## RECORD EXTRACTS
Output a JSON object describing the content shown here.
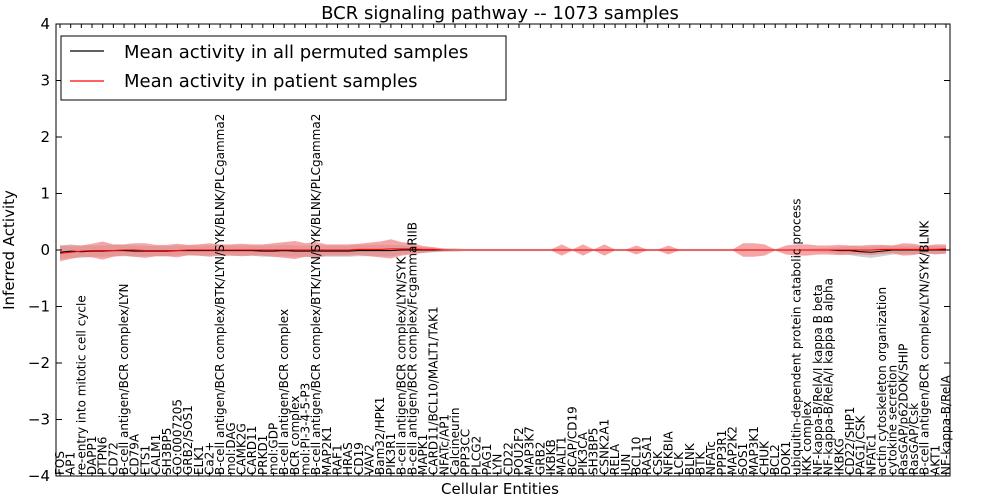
{
  "chart_data": {
    "type": "line",
    "title": "BCR signaling pathway -- 1073 samples",
    "xlabel": "Cellular Entities",
    "ylabel": "Inferred Activity",
    "ylim": [
      -4,
      4
    ],
    "yticks": [
      -4,
      -3,
      -2,
      -1,
      0,
      1,
      2,
      3,
      4
    ],
    "grid": false,
    "legend_position": "top-left",
    "colors": {
      "permuted_line": "#000000",
      "permuted_band": "#c8c8c8",
      "patient_line": "#ff0000",
      "patient_band": "#f08080"
    },
    "categories": [
      "FOS",
      "AP1",
      "re-entry into mitotic cell cycle",
      "DAPP1",
      "PTPN6",
      "CD72",
      "B-cell antigen/BCR complex/LYN",
      "CD79A",
      "ETS1",
      "CALM1",
      "SH3BP5",
      "GO:0007205",
      "GRB2/SOS1",
      "ELK1",
      "Ca2+",
      "B-cell antigen/BCR complex/BTK/LYN/SYK/BLNK/PLCgamma2",
      "mol:DAG",
      "CAMK2G",
      "CARD11",
      "PRKD1",
      "mol:GDP",
      "B-cell antigen/BCR complex",
      "BCR complex",
      "mol:PI-3-4-5-P3",
      "B-cell antigen/BCR complex/BTK/LYN/SYK/BLNK/PLCgamma2",
      "MAP2K1",
      "RAF1",
      "HRAS",
      "CD19",
      "VAV2",
      "Bam32/HPK1",
      "PIK3R1",
      "B-cell antigen/BCR complex/LYN/SYK",
      "B-cell antigen/BCR complex/FcgammaRIIB",
      "MAPK1",
      "CARD11/BCL10/MALT1/TAK1",
      "NFATc/AP1",
      "Calcineurin",
      "PPP3CC",
      "PLCG2",
      "PAG1",
      "LYN",
      "CD22",
      "POU2F2",
      "MAP3K7",
      "GRB2",
      "IKBKB",
      "MALT1",
      "BCAP/CD19",
      "PIK3CA",
      "SH3BP5",
      "CSNK2A1",
      "RELA",
      "JUN",
      "BCL10",
      "RASA1",
      "CSK",
      "NFKBIA",
      "LCK",
      "BLNK",
      "BTK",
      "NFATc",
      "PPP3R1",
      "MAP2K2",
      "SOS1",
      "MAP3K1",
      "CHUK",
      "BCL2",
      "DOK1",
      "ubiquitin-dependent protein catabolic process",
      "IKK complex",
      "NF-kappa-B/RelA/I kappa B beta",
      "NF-kappa-B/RelA/I kappa B alpha",
      "IKBKG",
      "CD22/SHP1",
      "PAG1/CSK",
      "NFATc1",
      "actin cytoskeleton organization",
      "cytokine secretion",
      "RasGAP/p62DOK/SHIP",
      "RasGAP/Csk",
      "B-cell antigen/BCR complex/LYN/SYK/BLNK",
      "AKT1",
      "NF-kappa-B/RelA"
    ],
    "series": [
      {
        "name": "Mean activity in all permuted samples",
        "values": [
          -0.04,
          -0.02,
          -0.03,
          -0.02,
          -0.02,
          -0.01,
          -0.01,
          -0.02,
          -0.02,
          -0.02,
          -0.02,
          -0.01,
          -0.01,
          -0.01,
          -0.01,
          -0.01,
          -0.01,
          -0.01,
          -0.01,
          -0.02,
          -0.02,
          -0.01,
          -0.02,
          -0.02,
          -0.02,
          -0.02,
          -0.02,
          -0.02,
          -0.01,
          -0.01,
          -0.01,
          -0.01,
          0.0,
          0.0,
          0.0,
          0.0,
          0.0,
          0.0,
          0.0,
          0.0,
          0.0,
          0.0,
          0.0,
          0.0,
          0.0,
          0.0,
          0.0,
          0.0,
          0.0,
          0.0,
          0.0,
          0.0,
          0.0,
          0.0,
          0.0,
          0.0,
          0.0,
          0.0,
          0.0,
          0.0,
          0.0,
          0.0,
          0.0,
          0.0,
          0.0,
          0.0,
          0.0,
          0.0,
          0.0,
          0.0,
          0.0,
          0.0,
          0.0,
          -0.01,
          -0.01,
          -0.03,
          -0.04,
          -0.02,
          0.0,
          0.0,
          0.0,
          0.0,
          0.0,
          0.0
        ],
        "band": [
          0.12,
          0.12,
          0.11,
          0.1,
          0.1,
          0.1,
          0.1,
          0.1,
          0.09,
          0.09,
          0.09,
          0.09,
          0.09,
          0.09,
          0.09,
          0.09,
          0.09,
          0.09,
          0.09,
          0.1,
          0.1,
          0.1,
          0.1,
          0.1,
          0.1,
          0.1,
          0.1,
          0.1,
          0.1,
          0.1,
          0.1,
          0.1,
          0.08,
          0.06,
          0.05,
          0.04,
          0.03,
          0.03,
          0.02,
          0.02,
          0.02,
          0.02,
          0.02,
          0.02,
          0.02,
          0.02,
          0.02,
          0.02,
          0.02,
          0.02,
          0.02,
          0.02,
          0.02,
          0.02,
          0.02,
          0.02,
          0.02,
          0.02,
          0.02,
          0.02,
          0.02,
          0.02,
          0.02,
          0.02,
          0.02,
          0.02,
          0.02,
          0.02,
          0.02,
          0.02,
          0.02,
          0.03,
          0.04,
          0.06,
          0.08,
          0.09,
          0.1,
          0.09,
          0.08,
          0.07,
          0.07,
          0.07,
          0.07,
          0.07
        ]
      },
      {
        "name": "Mean activity in patient samples",
        "values": [
          -0.06,
          -0.04,
          -0.02,
          -0.01,
          -0.01,
          -0.01,
          0.0,
          0.0,
          -0.01,
          -0.01,
          -0.01,
          -0.01,
          0.0,
          0.0,
          0.0,
          0.0,
          0.0,
          0.0,
          0.0,
          0.0,
          0.0,
          0.0,
          0.0,
          0.0,
          0.0,
          0.0,
          0.0,
          0.0,
          0.01,
          0.01,
          0.01,
          0.02,
          0.02,
          0.02,
          0.01,
          0.01,
          0.0,
          0.0,
          0.0,
          0.0,
          0.0,
          0.0,
          0.0,
          0.0,
          0.0,
          0.0,
          0.0,
          0.0,
          0.0,
          0.0,
          0.0,
          0.0,
          0.0,
          0.0,
          0.0,
          0.0,
          0.0,
          0.0,
          0.0,
          0.0,
          0.0,
          0.0,
          0.0,
          0.0,
          0.0,
          0.0,
          0.0,
          0.0,
          0.0,
          0.0,
          0.0,
          0.0,
          0.0,
          0.0,
          0.0,
          0.0,
          0.0,
          0.01,
          0.01,
          0.01,
          0.01,
          0.01,
          0.01,
          0.02
        ],
        "band": [
          0.14,
          0.12,
          0.1,
          0.12,
          0.16,
          0.11,
          0.1,
          0.12,
          0.13,
          0.1,
          0.1,
          0.12,
          0.09,
          0.1,
          0.12,
          0.1,
          0.1,
          0.11,
          0.1,
          0.1,
          0.12,
          0.14,
          0.16,
          0.12,
          0.14,
          0.1,
          0.1,
          0.1,
          0.1,
          0.12,
          0.14,
          0.17,
          0.12,
          0.1,
          0.06,
          0.04,
          0.02,
          0.01,
          0.01,
          0.01,
          0.01,
          0.01,
          0.01,
          0.01,
          0.01,
          0.01,
          0.01,
          0.1,
          0.01,
          0.1,
          0.01,
          0.1,
          0.01,
          0.01,
          0.08,
          0.01,
          0.01,
          0.08,
          0.01,
          0.01,
          0.01,
          0.01,
          0.01,
          0.01,
          0.12,
          0.12,
          0.1,
          0.01,
          0.08,
          0.1,
          0.1,
          0.08,
          0.08,
          0.09,
          0.08,
          0.08,
          0.09,
          0.08,
          0.07,
          0.11,
          0.1,
          0.06,
          0.09,
          0.08
        ]
      }
    ]
  }
}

## WHAT IS EXPECTED
Show each line from the material above where the string "name" can be found.

## COMPLETED EXERCISE
        "name": "Mean activity in all permuted samples",
        "name": "Mean activity in patient samples",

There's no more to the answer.